# What you are asked to do
Output each line of the material exactly as it stands.

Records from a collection
------------------------------

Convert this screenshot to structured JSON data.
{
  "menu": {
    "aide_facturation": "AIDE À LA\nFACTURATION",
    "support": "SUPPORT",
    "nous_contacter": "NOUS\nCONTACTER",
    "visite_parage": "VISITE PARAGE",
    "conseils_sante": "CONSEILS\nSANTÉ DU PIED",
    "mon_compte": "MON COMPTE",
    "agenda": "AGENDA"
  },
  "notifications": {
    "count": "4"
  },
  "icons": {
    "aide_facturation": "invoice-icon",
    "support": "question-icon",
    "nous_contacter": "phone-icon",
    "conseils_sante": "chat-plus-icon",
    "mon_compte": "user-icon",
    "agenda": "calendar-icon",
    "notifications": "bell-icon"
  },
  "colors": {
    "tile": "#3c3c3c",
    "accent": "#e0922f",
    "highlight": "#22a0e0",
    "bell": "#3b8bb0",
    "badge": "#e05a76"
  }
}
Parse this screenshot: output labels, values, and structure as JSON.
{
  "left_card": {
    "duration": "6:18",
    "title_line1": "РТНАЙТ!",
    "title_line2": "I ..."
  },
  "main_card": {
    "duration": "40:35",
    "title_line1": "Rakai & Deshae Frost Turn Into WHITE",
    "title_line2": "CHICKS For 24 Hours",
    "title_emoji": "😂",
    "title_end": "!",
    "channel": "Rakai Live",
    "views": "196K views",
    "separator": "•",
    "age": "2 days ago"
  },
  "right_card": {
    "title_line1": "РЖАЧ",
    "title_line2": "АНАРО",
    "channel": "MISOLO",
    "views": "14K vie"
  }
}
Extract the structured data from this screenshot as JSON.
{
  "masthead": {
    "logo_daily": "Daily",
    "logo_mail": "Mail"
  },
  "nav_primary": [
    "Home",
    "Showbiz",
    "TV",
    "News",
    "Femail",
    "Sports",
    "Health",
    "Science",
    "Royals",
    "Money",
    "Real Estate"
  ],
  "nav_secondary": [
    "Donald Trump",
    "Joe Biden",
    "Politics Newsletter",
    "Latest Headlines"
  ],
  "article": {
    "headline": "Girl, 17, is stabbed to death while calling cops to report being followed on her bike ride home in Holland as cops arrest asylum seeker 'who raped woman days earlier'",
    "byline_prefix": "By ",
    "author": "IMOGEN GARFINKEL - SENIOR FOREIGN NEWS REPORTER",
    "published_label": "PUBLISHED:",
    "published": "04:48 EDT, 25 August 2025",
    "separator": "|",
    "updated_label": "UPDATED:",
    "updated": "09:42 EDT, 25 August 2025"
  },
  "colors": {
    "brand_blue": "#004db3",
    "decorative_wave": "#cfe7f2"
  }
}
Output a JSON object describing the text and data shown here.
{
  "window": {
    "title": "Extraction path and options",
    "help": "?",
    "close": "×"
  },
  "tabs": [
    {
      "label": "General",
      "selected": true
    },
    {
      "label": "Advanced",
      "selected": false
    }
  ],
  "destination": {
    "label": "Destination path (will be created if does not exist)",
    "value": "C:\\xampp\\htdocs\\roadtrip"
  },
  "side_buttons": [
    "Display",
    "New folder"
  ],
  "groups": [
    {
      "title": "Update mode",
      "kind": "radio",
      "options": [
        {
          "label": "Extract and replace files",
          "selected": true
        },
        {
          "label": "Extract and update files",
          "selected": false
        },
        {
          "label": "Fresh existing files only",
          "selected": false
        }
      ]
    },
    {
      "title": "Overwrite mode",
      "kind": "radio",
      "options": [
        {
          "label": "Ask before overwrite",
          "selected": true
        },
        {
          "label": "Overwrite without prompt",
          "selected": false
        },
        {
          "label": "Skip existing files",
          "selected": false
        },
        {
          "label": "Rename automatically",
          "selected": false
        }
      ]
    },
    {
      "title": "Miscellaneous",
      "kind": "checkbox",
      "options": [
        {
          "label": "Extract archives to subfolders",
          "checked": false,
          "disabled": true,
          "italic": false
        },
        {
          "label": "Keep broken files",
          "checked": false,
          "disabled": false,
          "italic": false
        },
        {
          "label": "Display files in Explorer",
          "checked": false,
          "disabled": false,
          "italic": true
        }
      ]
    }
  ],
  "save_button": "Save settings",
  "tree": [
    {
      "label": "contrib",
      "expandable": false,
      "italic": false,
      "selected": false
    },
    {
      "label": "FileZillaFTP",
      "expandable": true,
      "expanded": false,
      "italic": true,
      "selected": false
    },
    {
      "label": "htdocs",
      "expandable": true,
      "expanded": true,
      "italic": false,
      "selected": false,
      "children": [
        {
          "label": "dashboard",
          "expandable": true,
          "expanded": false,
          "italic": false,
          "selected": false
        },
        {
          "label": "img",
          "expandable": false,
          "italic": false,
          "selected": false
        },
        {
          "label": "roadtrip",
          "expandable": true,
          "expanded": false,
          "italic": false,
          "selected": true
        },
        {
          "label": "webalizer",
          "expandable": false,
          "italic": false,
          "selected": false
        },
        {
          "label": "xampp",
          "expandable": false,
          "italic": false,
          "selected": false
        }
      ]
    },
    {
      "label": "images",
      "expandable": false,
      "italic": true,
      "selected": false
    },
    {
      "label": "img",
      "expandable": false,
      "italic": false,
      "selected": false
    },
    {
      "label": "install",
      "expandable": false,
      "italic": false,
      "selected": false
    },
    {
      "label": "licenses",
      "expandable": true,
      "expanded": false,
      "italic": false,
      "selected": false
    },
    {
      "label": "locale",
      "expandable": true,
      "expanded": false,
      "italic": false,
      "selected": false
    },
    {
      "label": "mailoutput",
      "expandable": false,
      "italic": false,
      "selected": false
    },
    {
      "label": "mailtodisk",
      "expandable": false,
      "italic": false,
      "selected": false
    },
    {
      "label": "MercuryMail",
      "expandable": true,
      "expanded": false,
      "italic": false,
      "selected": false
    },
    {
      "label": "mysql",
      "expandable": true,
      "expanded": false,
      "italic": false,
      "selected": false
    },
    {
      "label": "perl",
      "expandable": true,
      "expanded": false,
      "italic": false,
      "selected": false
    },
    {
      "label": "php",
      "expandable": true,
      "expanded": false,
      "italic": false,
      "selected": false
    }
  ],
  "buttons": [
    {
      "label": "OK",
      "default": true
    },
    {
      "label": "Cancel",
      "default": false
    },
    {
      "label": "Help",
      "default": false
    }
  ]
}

------------------------------

# Result
Convert this screenshot to structured JSON data.
{
  "menu": {
    "aide_facturation": "AIDE À LA\nFACTURATION",
    "support": "SUPPORT",
    "nous_contacter": "NOUS\nCONTACTER",
    "visite_parage": "VISITE PARAGE",
    "conseils_sante": "CONSEILS\nSANTÉ DU PIED",
    "mon_compte": "MON COMPTE",
    "agenda": "AGENDA"
  },
  "notifications": {
    "count": "4"
  },
  "icons": {
    "aide_facturation": "invoice-icon",
    "support": "question-icon",
    "nous_contacter": "phone-icon",
    "conseils_sante": "chat-plus-icon",
    "mon_compte": "user-icon",
    "agenda": "calendar-icon",
    "notifications": "bell-icon"
  },
  "colors": {
    "tile": "#3c3c3c",
    "accent": "#e0922f",
    "highlight": "#22a0e0",
    "bell": "#3b8bb0",
    "badge": "#e05a76"
  }
}
Parse this screenshot: output labels, values, and structure as JSON.
{
  "left_card": {
    "duration": "6:18",
    "title_line1": "РТНАЙТ!",
    "title_line2": "I ..."
  },
  "main_card": {
    "duration": "40:35",
    "title_line1": "Rakai & Deshae Frost Turn Into WHITE",
    "title_line2": "CHICKS For 24 Hours",
    "title_emoji": "😂",
    "title_end": "!",
    "channel": "Rakai Live",
    "views": "196K views",
    "separator": "•",
    "age": "2 days ago"
  },
  "right_card": {
    "title_line1": "РЖАЧ",
    "title_line2": "АНАРО",
    "channel": "MISOLO",
    "views": "14K vie"
  }
}
Extract the structured data from this screenshot as JSON.
{
  "masthead": {
    "logo_daily": "Daily",
    "logo_mail": "Mail"
  },
  "nav_primary": [
    "Home",
    "Showbiz",
    "TV",
    "News",
    "Femail",
    "Sports",
    "Health",
    "Science",
    "Royals",
    "Money",
    "Real Estate"
  ],
  "nav_secondary": [
    "Donald Trump",
    "Joe Biden",
    "Politics Newsletter",
    "Latest Headlines"
  ],
  "article": {
    "headline": "Girl, 17, is stabbed to death while calling cops to report being followed on her bike ride home in Holland as cops arrest asylum seeker 'who raped woman days earlier'",
    "byline_prefix": "By ",
    "author": "IMOGEN GARFINKEL - SENIOR FOREIGN NEWS REPORTER",
    "published_label": "PUBLISHED:",
    "published": "04:48 EDT, 25 August 2025",
    "separator": "|",
    "updated_label": "UPDATED:",
    "updated": "09:42 EDT, 25 August 2025"
  },
  "colors": {
    "brand_blue": "#004db3",
    "decorative_wave": "#cfe7f2"
  }
}
Output a JSON object describing the text and data shown here.
{
  "window": {
    "title": "Extraction path and options",
    "help": "?",
    "close": "×"
  },
  "tabs": [
    {
      "label": "General",
      "selected": true
    },
    {
      "label": "Advanced",
      "selected": false
    }
  ],
  "destination": {
    "label": "Destination path (will be created if does not exist)",
    "value": "C:\\xampp\\htdocs\\roadtrip"
  },
  "side_buttons": [
    "Display",
    "New folder"
  ],
  "groups": [
    {
      "title": "Update mode",
      "kind": "radio",
      "options": [
        {
          "label": "Extract and replace files",
          "selected": true
        },
        {
          "label": "Extract and update files",
          "selected": false
        },
        {
          "label": "Fresh existing files only",
          "selected": false
        }
      ]
    },
    {
      "title": "Overwrite mode",
      "kind": "radio",
      "options": [
        {
          "label": "Ask before overwrite",
          "selected": true
        },
        {
          "label": "Overwrite without prompt",
          "selected": false
        },
        {
          "label": "Skip existing files",
          "selected": false
        },
        {
          "label": "Rename automatically",
          "selected": false
        }
      ]
    },
    {
      "title": "Miscellaneous",
      "kind": "checkbox",
      "options": [
        {
          "label": "Extract archives to subfolders",
          "checked": false,
          "disabled": true,
          "italic": false
        },
        {
          "label": "Keep broken files",
          "checked": false,
          "disabled": false,
          "italic": false
        },
        {
          "label": "Display files in Explorer",
          "checked": false,
          "disabled": false,
          "italic": true
        }
      ]
    }
  ],
  "save_button": "Save settings",
  "tree": [
    {
      "label": "contrib",
      "expandable": false,
      "italic": false,
      "selected": false
    },
    {
      "label": "FileZillaFTP",
      "expandable": true,
      "expanded": false,
      "italic": true,
      "selected": false
    },
    {
      "label": "htdocs",
      "expandable": true,
      "expanded": true,
      "italic": false,
      "selected": false,
      "children": [
        {
          "label": "dashboard",
          "expandable": true,
          "expanded": false,
          "italic": false,
          "selected": false
        },
        {
          "label": "img",
          "expandable": false,
          "italic": false,
          "selected": false
        },
        {
          "label": "roadtrip",
          "expandable": true,
          "expanded": false,
          "italic": false,
          "selected": true
        },
        {
          "label": "webalizer",
          "expandable": false,
          "italic": false,
          "selected": false
        },
        {
          "label": "xampp",
          "expandable": false,
          "italic": false,
          "selected": false
        }
      ]
    },
    {
      "label": "images",
      "expandable": false,
      "italic": true,
      "selected": false
    },
    {
      "label": "img",
      "expandable": false,
      "italic": false,
      "selected": false
    },
    {
      "label": "install",
      "expandable": false,
      "italic": false,
      "selected": false
    },
    {
      "label": "licenses",
      "expandable": true,
      "expanded": false,
      "italic": false,
      "selected": false
    },
    {
      "label": "locale",
      "expandable": true,
      "expanded": false,
      "italic": false,
      "selected": false
    },
    {
      "label": "mailoutput",
      "expandable": false,
      "italic": false,
      "selected": false
    },
    {
      "label": "mailtodisk",
      "expandable": false,
      "italic": false,
      "selected": false
    },
    {
      "label": "MercuryMail",
      "expandable": true,
      "expanded": false,
      "italic": false,
      "selected": false
    },
    {
      "label": "mysql",
      "expandable": true,
      "expanded": false,
      "italic": false,
      "selected": false
    },
    {
      "label": "perl",
      "expandable": true,
      "expanded": false,
      "italic": false,
      "selected": false
    },
    {
      "label": "php",
      "expandable": true,
      "expanded": false,
      "italic": false,
      "selected": false
    }
  ],
  "buttons": [
    {
      "label": "OK",
      "default": true
    },
    {
      "label": "Cancel",
      "default": false
    },
    {
      "label": "Help",
      "default": false
    }
  ]
}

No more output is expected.